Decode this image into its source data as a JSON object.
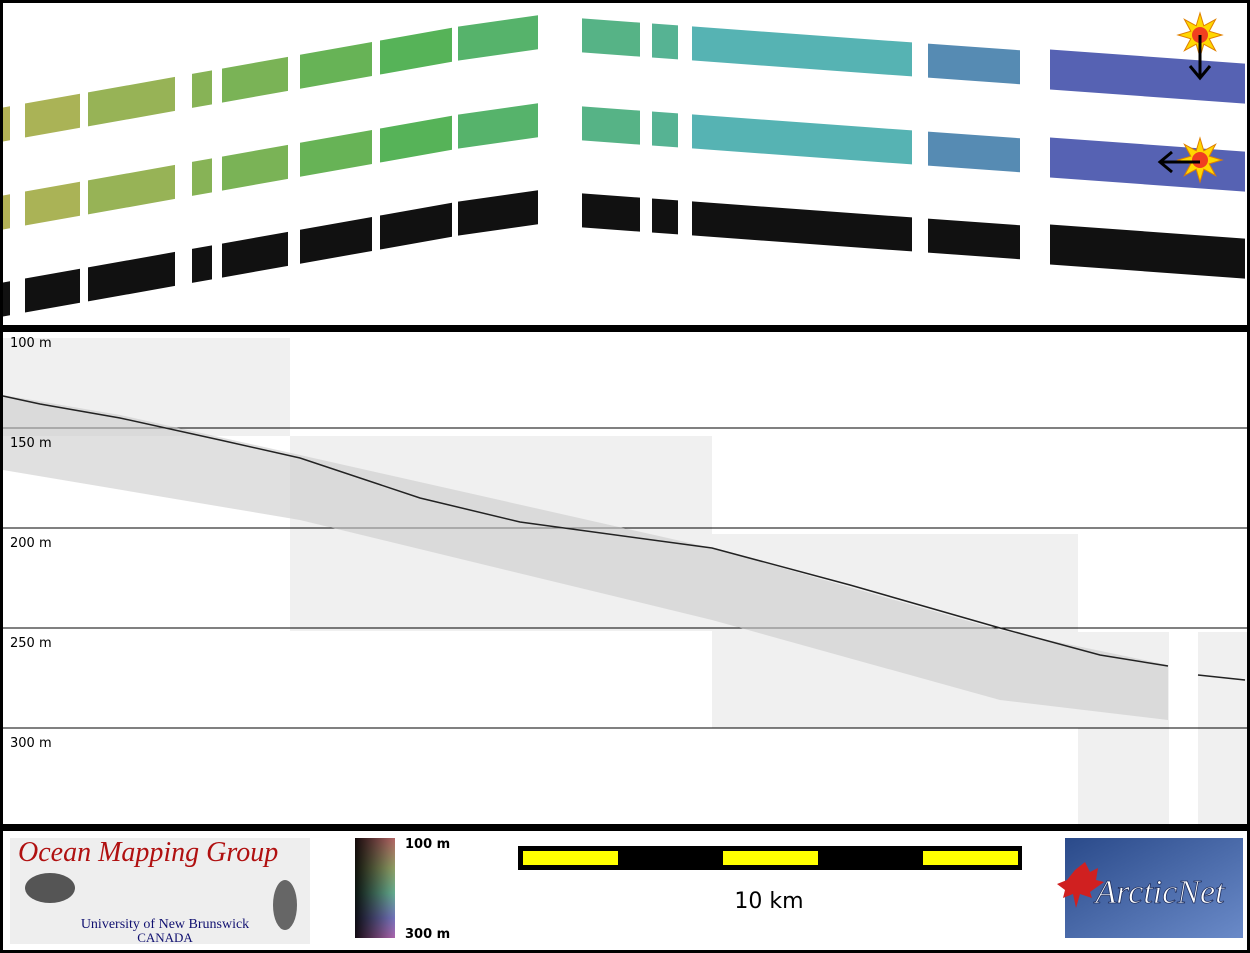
{
  "depth_labels": [
    "100 m",
    "150 m",
    "200 m",
    "250 m",
    "300 m"
  ],
  "logo": {
    "title": "Ocean Mapping Group",
    "university": "University of New Brunswick",
    "country": "CANADA"
  },
  "colorbar": {
    "top": "100 m",
    "bottom": "300 m"
  },
  "scale_bar": {
    "label": "10 km"
  },
  "partner_logo": {
    "title": "ArcticNet"
  }
}
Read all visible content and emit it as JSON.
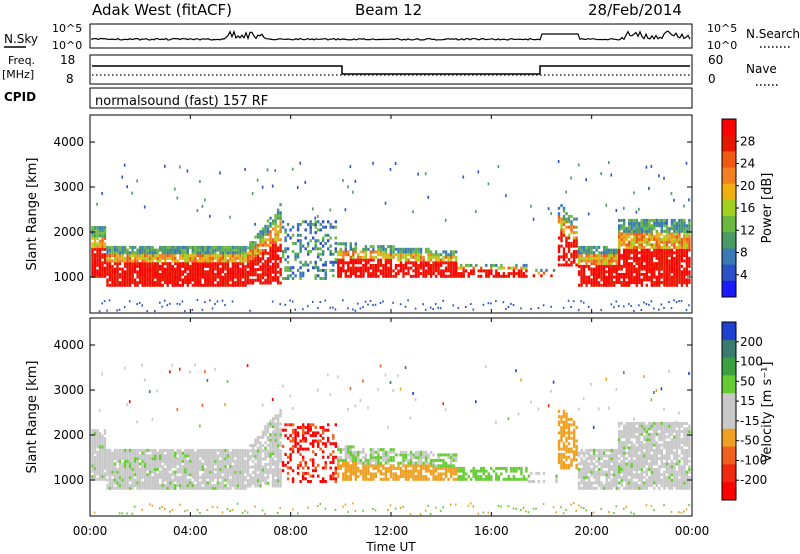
{
  "header": {
    "station": "Adak West (fitACF)",
    "beam": "Beam 12",
    "date": "28/Feb/2014"
  },
  "noise_panel": {
    "left_label": "N.Sky",
    "right_label": "N.Search",
    "left_ticks": [
      "10^5",
      "10^0"
    ],
    "right_ticks": [
      "10^5",
      "10^0"
    ]
  },
  "freq_panel": {
    "left_label_line1": "Freq.",
    "left_label_line2": "[MHz]",
    "left_ticks": [
      "18",
      "8"
    ],
    "right_label": "Nave",
    "right_ticks": [
      "60",
      "0"
    ]
  },
  "cpid_panel": {
    "label": "CPID",
    "text": "normalsound (fast) 157 RF"
  },
  "colors": {
    "power_scale": [
      "#1a1aff",
      "#2c50c8",
      "#3a7ab4",
      "#4a9a66",
      "#6ab840",
      "#a0d020",
      "#f0b010",
      "#f08020",
      "#ef5a10",
      "#e81800",
      "#ff0000"
    ],
    "velocity_scale": [
      "#ff0000",
      "#ef2a10",
      "#f06020",
      "#f0a020",
      "#c8c8c8",
      "#c8c8c8",
      "#66cc33",
      "#3aa040",
      "#3a7a70",
      "#2040d0"
    ]
  },
  "chart_data": [
    {
      "type": "heatmap",
      "name": "power",
      "ylabel": "Slant Range [km]",
      "yticks": [
        "1000",
        "2000",
        "3000",
        "4000"
      ],
      "ylim": [
        200,
        4600
      ],
      "xlim": [
        0,
        24
      ],
      "colorbar_label": "Power [dB]",
      "colorbar_ticks": [
        "4",
        "8",
        "12",
        "16",
        "20",
        "24",
        "28"
      ],
      "colorbar_range": [
        0,
        32
      ]
    },
    {
      "type": "heatmap",
      "name": "velocity",
      "ylabel": "Slant Range [km]",
      "yticks": [
        "1000",
        "2000",
        "3000",
        "4000"
      ],
      "ylim": [
        200,
        4600
      ],
      "xlim": [
        0,
        24
      ],
      "colorbar_label": "Velocity [m s⁻¹]",
      "colorbar_ticks": [
        "200",
        "100",
        "50",
        "15",
        "-15",
        "-50",
        "-100",
        "-200"
      ],
      "colorbar_range": [
        -250,
        250
      ]
    }
  ],
  "x_axis": {
    "label": "Time UT",
    "ticks": [
      "00:00",
      "04:00",
      "08:00",
      "12:00",
      "16:00",
      "20:00",
      "00:00"
    ]
  }
}
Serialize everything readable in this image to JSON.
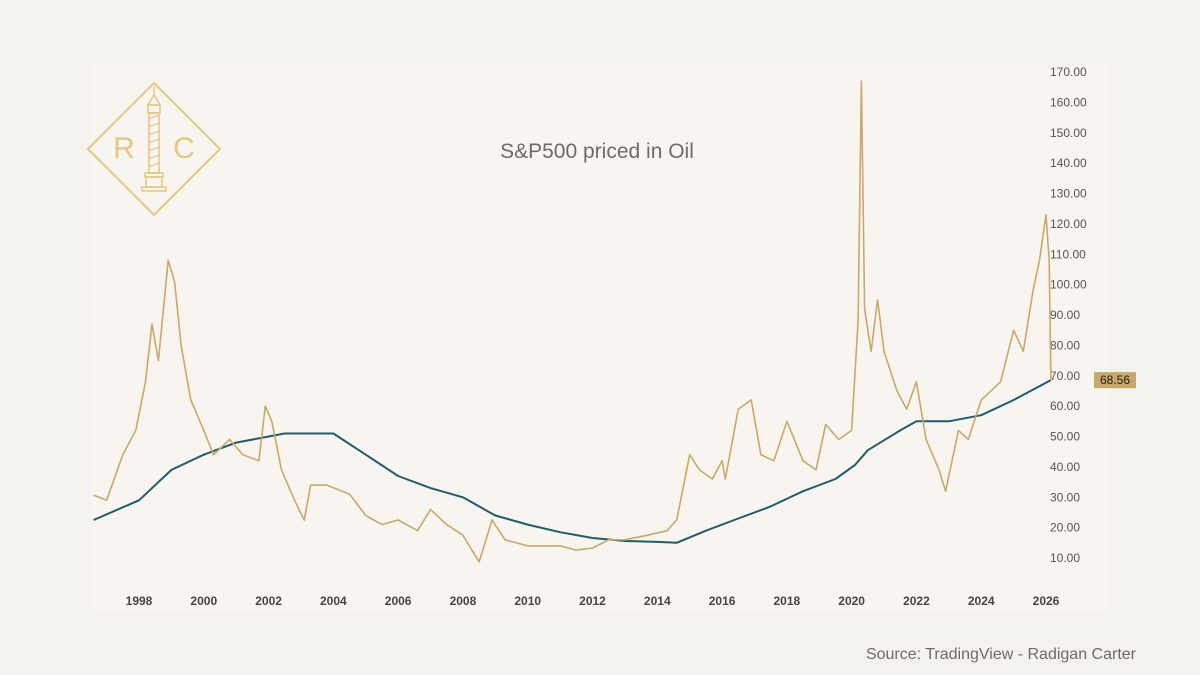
{
  "chart_data": {
    "type": "line",
    "title": "S&P500 priced in Oil",
    "source": "Source: TradingView - Radigan Carter",
    "logo_text": "RC",
    "xlabel": "",
    "ylabel": "",
    "x_ticks": [
      "1998",
      "2000",
      "2002",
      "2004",
      "2006",
      "2008",
      "2010",
      "2012",
      "2014",
      "2016",
      "2018",
      "2020",
      "2022",
      "2024",
      "2026"
    ],
    "y_ticks": [
      "10.00",
      "20.00",
      "30.00",
      "40.00",
      "50.00",
      "60.00",
      "70.00",
      "80.00",
      "90.00",
      "100.00",
      "110.00",
      "120.00",
      "130.00",
      "140.00",
      "150.00",
      "160.00",
      "170.00"
    ],
    "xlim": [
      1996.5,
      2026.3
    ],
    "ylim": [
      10,
      170
    ],
    "y_axis_side": "right",
    "grid": false,
    "last_value_label": "68.56",
    "colors": {
      "price": "#c8a968",
      "moving_average": "#1e5d6c",
      "label_bg": "#c8a968"
    },
    "series": [
      {
        "key": "price",
        "x": [
          1996.6,
          1997.0,
          1997.5,
          1997.9,
          1998.2,
          1998.4,
          1998.6,
          1998.9,
          1999.1,
          1999.3,
          1999.6,
          2000.0,
          2000.3,
          2000.8,
          2001.2,
          2001.7,
          2001.9,
          2002.1,
          2002.4,
          2002.8,
          2003.1,
          2003.3,
          2003.8,
          2004.5,
          2005.0,
          2005.5,
          2006.0,
          2006.6,
          2007.0,
          2007.5,
          2008.0,
          2008.5,
          2008.9,
          2009.3,
          2010.0,
          2011.0,
          2011.5,
          2012.0,
          2012.5,
          2013.0,
          2013.7,
          2014.3,
          2014.6,
          2015.0,
          2015.3,
          2015.7,
          2016.0,
          2016.1,
          2016.5,
          2016.9,
          2017.2,
          2017.6,
          2018.0,
          2018.5,
          2018.9,
          2019.2,
          2019.6,
          2020.0,
          2020.2,
          2020.3,
          2020.4,
          2020.6,
          2020.8,
          2021.0,
          2021.4,
          2021.7,
          2022.0,
          2022.3,
          2022.7,
          2022.9,
          2023.3,
          2023.6,
          2024.0,
          2024.3,
          2024.6,
          2025.0,
          2025.3,
          2025.6,
          2025.8,
          2026.0,
          2026.1,
          2026.15
        ],
        "y": [
          30.7,
          29,
          44,
          52,
          68,
          87,
          75,
          108,
          101,
          80,
          62,
          52,
          44,
          49,
          44,
          42,
          60,
          55,
          39,
          29,
          22.5,
          34,
          34,
          31,
          24,
          21,
          22.5,
          19,
          26,
          21,
          17.5,
          8.7,
          22.5,
          16,
          14,
          14,
          12.6,
          13.3,
          16,
          16,
          17.5,
          19,
          22.5,
          44,
          39,
          36,
          42,
          36,
          59,
          62,
          44,
          42,
          55,
          42,
          39,
          54,
          49,
          52,
          88,
          167,
          92,
          78,
          95,
          78,
          65,
          59,
          68,
          49,
          39,
          32,
          52,
          49,
          62,
          65,
          68,
          85,
          78,
          98,
          108,
          123,
          108,
          68.56
        ]
      },
      {
        "key": "moving_average",
        "x": [
          1996.6,
          1998,
          1999,
          2000,
          2001,
          2002,
          2002.5,
          2004,
          2005,
          2006,
          2007,
          2008,
          2009,
          2010,
          2011,
          2012,
          2013,
          2014,
          2014.6,
          2015.5,
          2016.5,
          2017.5,
          2018.5,
          2019.5,
          2020.1,
          2020.5,
          2021.5,
          2022,
          2023,
          2024,
          2025,
          2026.15
        ],
        "y": [
          22.5,
          29,
          39,
          44,
          48,
          50,
          51,
          51,
          44,
          37,
          33,
          30,
          24,
          21,
          18.5,
          16.6,
          15.6,
          15.3,
          15,
          19,
          23,
          27,
          32,
          36,
          40.6,
          45.5,
          52,
          55,
          55,
          57,
          62,
          68.56
        ]
      }
    ]
  }
}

==============================

- Problem description -
Exclude the pictures and repeat every other part of the records word for word.

- Solution for this problem -
Decode this image into its source data as a JSON object.
{
  "depth_labels": [
    "100 m",
    "150 m",
    "200 m",
    "250 m",
    "300 m"
  ],
  "logo": {
    "title": "Ocean Mapping Group",
    "university": "University of New Brunswick",
    "country": "CANADA"
  },
  "colorbar": {
    "top": "100 m",
    "bottom": "300 m"
  },
  "scale_bar": {
    "label": "10 km"
  },
  "partner_logo": {
    "title": "ArcticNet"
  }
}
Read all visible content and emit it as JSON.
{
  "header": {
    "station": "Adak West (fitACF)",
    "beam": "Beam 12",
    "date": "28/Feb/2014"
  },
  "noise_panel": {
    "left_label": "N.Sky",
    "right_label": "N.Search",
    "left_ticks": [
      "10^5",
      "10^0"
    ],
    "right_ticks": [
      "10^5",
      "10^0"
    ]
  },
  "freq_panel": {
    "left_label_line1": "Freq.",
    "left_label_line2": "[MHz]",
    "left_ticks": [
      "18",
      "8"
    ],
    "right_label": "Nave",
    "right_ticks": [
      "60",
      "0"
    ]
  },
  "cpid_panel": {
    "label": "CPID",
    "text": "normalsound (fast) 157 RF"
  },
  "colors": {
    "power_scale": [
      "#1a1aff",
      "#2c50c8",
      "#3a7ab4",
      "#4a9a66",
      "#6ab840",
      "#a0d020",
      "#f0b010",
      "#f08020",
      "#ef5a10",
      "#e81800",
      "#ff0000"
    ],
    "velocity_scale": [
      "#ff0000",
      "#ef2a10",
      "#f06020",
      "#f0a020",
      "#c8c8c8",
      "#c8c8c8",
      "#66cc33",
      "#3aa040",
      "#3a7a70",
      "#2040d0"
    ]
  },
  "chart_data": [
    {
      "type": "heatmap",
      "name": "power",
      "ylabel": "Slant Range [km]",
      "yticks": [
        "1000",
        "2000",
        "3000",
        "4000"
      ],
      "ylim": [
        200,
        4600
      ],
      "xlim": [
        0,
        24
      ],
      "colorbar_label": "Power [dB]",
      "colorbar_ticks": [
        "4",
        "8",
        "12",
        "16",
        "20",
        "24",
        "28"
      ],
      "colorbar_range": [
        0,
        32
      ]
    },
    {
      "type": "heatmap",
      "name": "velocity",
      "ylabel": "Slant Range [km]",
      "yticks": [
        "1000",
        "2000",
        "3000",
        "4000"
      ],
      "ylim": [
        200,
        4600
      ],
      "xlim": [
        0,
        24
      ],
      "colorbar_label": "Velocity [m s⁻¹]",
      "colorbar_ticks": [
        "200",
        "100",
        "50",
        "15",
        "-15",
        "-50",
        "-100",
        "-200"
      ],
      "colorbar_range": [
        -250,
        250
      ]
    }
  ],
  "x_axis": {
    "label": "Time UT",
    "ticks": [
      "00:00",
      "04:00",
      "08:00",
      "12:00",
      "16:00",
      "20:00",
      "00:00"
    ]
  }
}
Serialize everything readable in this image to JSON.
{
  "chart_data": {
    "type": "line",
    "title": "S&P500 priced in Oil",
    "source": "Source: TradingView - Radigan Carter",
    "logo_text": "RC",
    "xlabel": "",
    "ylabel": "",
    "x_ticks": [
      "1998",
      "2000",
      "2002",
      "2004",
      "2006",
      "2008",
      "2010",
      "2012",
      "2014",
      "2016",
      "2018",
      "2020",
      "2022",
      "2024",
      "2026"
    ],
    "y_ticks": [
      "10.00",
      "20.00",
      "30.00",
      "40.00",
      "50.00",
      "60.00",
      "70.00",
      "80.00",
      "90.00",
      "100.00",
      "110.00",
      "120.00",
      "130.00",
      "140.00",
      "150.00",
      "160.00",
      "170.00"
    ],
    "xlim": [
      1996.5,
      2026.3
    ],
    "ylim": [
      10,
      170
    ],
    "y_axis_side": "right",
    "grid": false,
    "last_value_label": "68.56",
    "colors": {
      "price": "#c8a968",
      "moving_average": "#1e5d6c",
      "label_bg": "#c8a968"
    },
    "series": [
      {
        "key": "price",
        "x": [
          1996.6,
          1997.0,
          1997.5,
          1997.9,
          1998.2,
          1998.4,
          1998.6,
          1998.9,
          1999.1,
          1999.3,
          1999.6,
          2000.0,
          2000.3,
          2000.8,
          2001.2,
          2001.7,
          2001.9,
          2002.1,
          2002.4,
          2002.8,
          2003.1,
          2003.3,
          2003.8,
          2004.5,
          2005.0,
          2005.5,
          2006.0,
          2006.6,
          2007.0,
          2007.5,
          2008.0,
          2008.5,
          2008.9,
          2009.3,
          2010.0,
          2011.0,
          2011.5,
          2012.0,
          2012.5,
          2013.0,
          2013.7,
          2014.3,
          2014.6,
          2015.0,
          2015.3,
          2015.7,
          2016.0,
          2016.1,
          2016.5,
          2016.9,
          2017.2,
          2017.6,
          2018.0,
          2018.5,
          2018.9,
          2019.2,
          2019.6,
          2020.0,
          2020.2,
          2020.3,
          2020.4,
          2020.6,
          2020.8,
          2021.0,
          2021.4,
          2021.7,
          2022.0,
          2022.3,
          2022.7,
          2022.9,
          2023.3,
          2023.6,
          2024.0,
          2024.3,
          2024.6,
          2025.0,
          2025.3,
          2025.6,
          2025.8,
          2026.0,
          2026.1,
          2026.15
        ],
        "y": [
          30.7,
          29,
          44,
          52,
          68,
          87,
          75,
          108,
          101,
          80,
          62,
          52,
          44,
          49,
          44,
          42,
          60,
          55,
          39,
          29,
          22.5,
          34,
          34,
          31,
          24,
          21,
          22.5,
          19,
          26,
          21,
          17.5,
          8.7,
          22.5,
          16,
          14,
          14,
          12.6,
          13.3,
          16,
          16,
          17.5,
          19,
          22.5,
          44,
          39,
          36,
          42,
          36,
          59,
          62,
          44,
          42,
          55,
          42,
          39,
          54,
          49,
          52,
          88,
          167,
          92,
          78,
          95,
          78,
          65,
          59,
          68,
          49,
          39,
          32,
          52,
          49,
          62,
          65,
          68,
          85,
          78,
          98,
          108,
          123,
          108,
          68.56
        ]
      },
      {
        "key": "moving_average",
        "x": [
          1996.6,
          1998,
          1999,
          2000,
          2001,
          2002,
          2002.5,
          2004,
          2005,
          2006,
          2007,
          2008,
          2009,
          2010,
          2011,
          2012,
          2013,
          2014,
          2014.6,
          2015.5,
          2016.5,
          2017.5,
          2018.5,
          2019.5,
          2020.1,
          2020.5,
          2021.5,
          2022,
          2023,
          2024,
          2025,
          2026.15
        ],
        "y": [
          22.5,
          29,
          39,
          44,
          48,
          50,
          51,
          51,
          44,
          37,
          33,
          30,
          24,
          21,
          18.5,
          16.6,
          15.6,
          15.3,
          15,
          19,
          23,
          27,
          32,
          36,
          40.6,
          45.5,
          52,
          55,
          55,
          57,
          62,
          68.56
        ]
      }
    ]
  }
}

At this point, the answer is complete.